§ TASK DETAILS: Everything in the listing except the pictures should be written out exactly.

§ TASK MATERIAL:
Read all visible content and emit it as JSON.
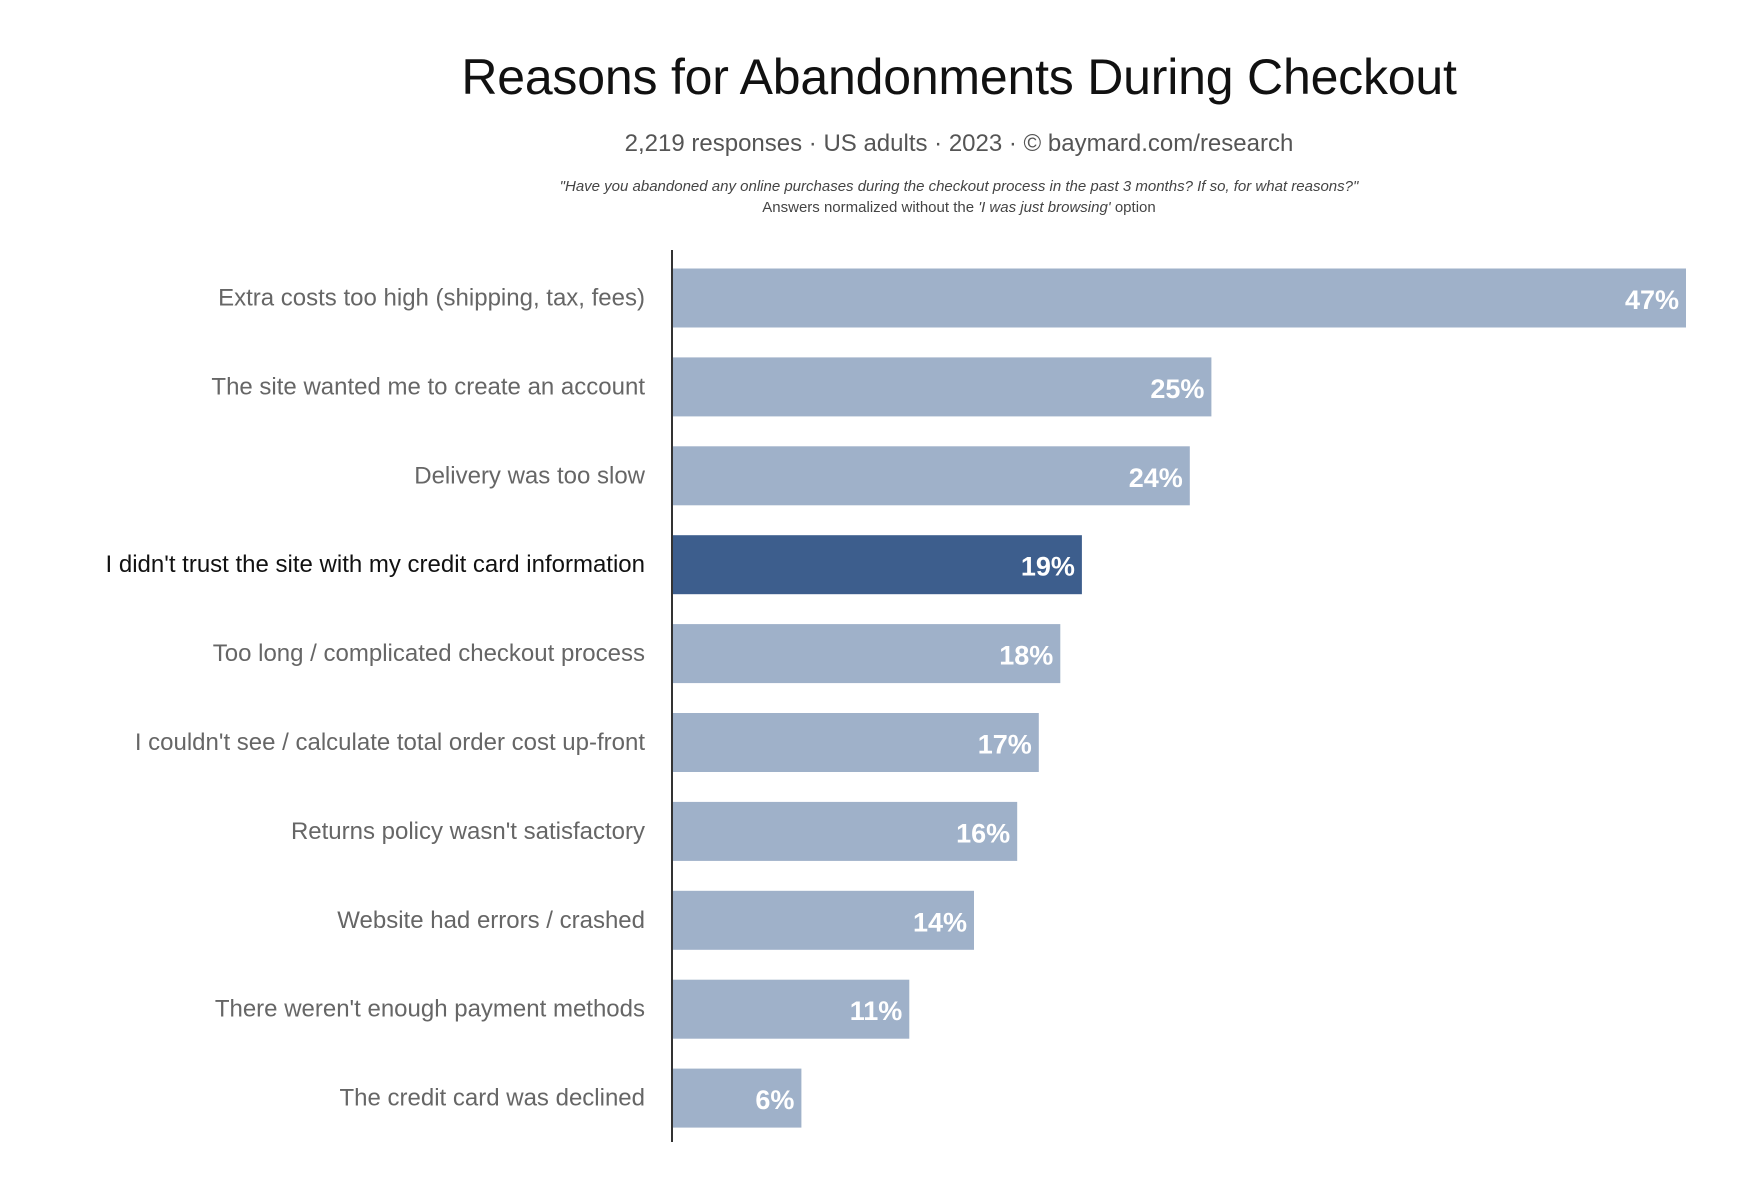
{
  "chart_data": {
    "type": "bar",
    "orientation": "horizontal",
    "title": "Reasons for Abandonments During Checkout",
    "subtitle": "2,219 responses  ·  US adults  ·  2023  ·  ©  baymard.com/research",
    "note_question": "\"Have you abandoned any online purchases during the checkout process in the past 3 months? If so, for what reasons?\"",
    "note_normalized_prefix": "Answers normalized without the ",
    "note_normalized_italic": "'I was just browsing'",
    "note_normalized_suffix": " option",
    "categories": [
      "Extra costs too high (shipping, tax, fees)",
      "The site wanted me to create an account",
      "Delivery was too slow",
      "I didn't trust the site with my credit card information",
      "Too long / complicated checkout process",
      "I couldn't see / calculate total order cost up-front",
      "Returns policy wasn't satisfactory",
      "Website had errors / crashed",
      "There weren't enough payment methods",
      "The credit card was declined"
    ],
    "values": [
      47,
      25,
      24,
      19,
      18,
      17,
      16,
      14,
      11,
      6
    ],
    "value_labels": [
      "47%",
      "25%",
      "24%",
      "19%",
      "18%",
      "17%",
      "16%",
      "14%",
      "11%",
      "6%"
    ],
    "highlighted_index": 3,
    "colors": {
      "bar": "#9fb1c9",
      "highlight_bar": "#3d5e8d",
      "axis": "#333333"
    }
  }
}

§ EXERCISE RESPONSE:
Read all visible content and emit it as JSON.
{
  "chart_data": {
    "type": "bar",
    "orientation": "horizontal",
    "title": "Reasons for Abandonments During Checkout",
    "subtitle": "2,219 responses  ·  US adults  ·  2023  ·  ©  baymard.com/research",
    "note_question": "\"Have you abandoned any online purchases during the checkout process in the past 3 months? If so, for what reasons?\"",
    "note_normalized_prefix": "Answers normalized without the ",
    "note_normalized_italic": "'I was just browsing'",
    "note_normalized_suffix": " option",
    "categories": [
      "Extra costs too high (shipping, tax, fees)",
      "The site wanted me to create an account",
      "Delivery was too slow",
      "I didn't trust the site with my credit card information",
      "Too long / complicated checkout process",
      "I couldn't see / calculate total order cost up-front",
      "Returns policy wasn't satisfactory",
      "Website had errors / crashed",
      "There weren't enough payment methods",
      "The credit card was declined"
    ],
    "values": [
      47,
      25,
      24,
      19,
      18,
      17,
      16,
      14,
      11,
      6
    ],
    "value_labels": [
      "47%",
      "25%",
      "24%",
      "19%",
      "18%",
      "17%",
      "16%",
      "14%",
      "11%",
      "6%"
    ],
    "highlighted_index": 3,
    "colors": {
      "bar": "#9fb1c9",
      "highlight_bar": "#3d5e8d",
      "axis": "#333333"
    }
  }
}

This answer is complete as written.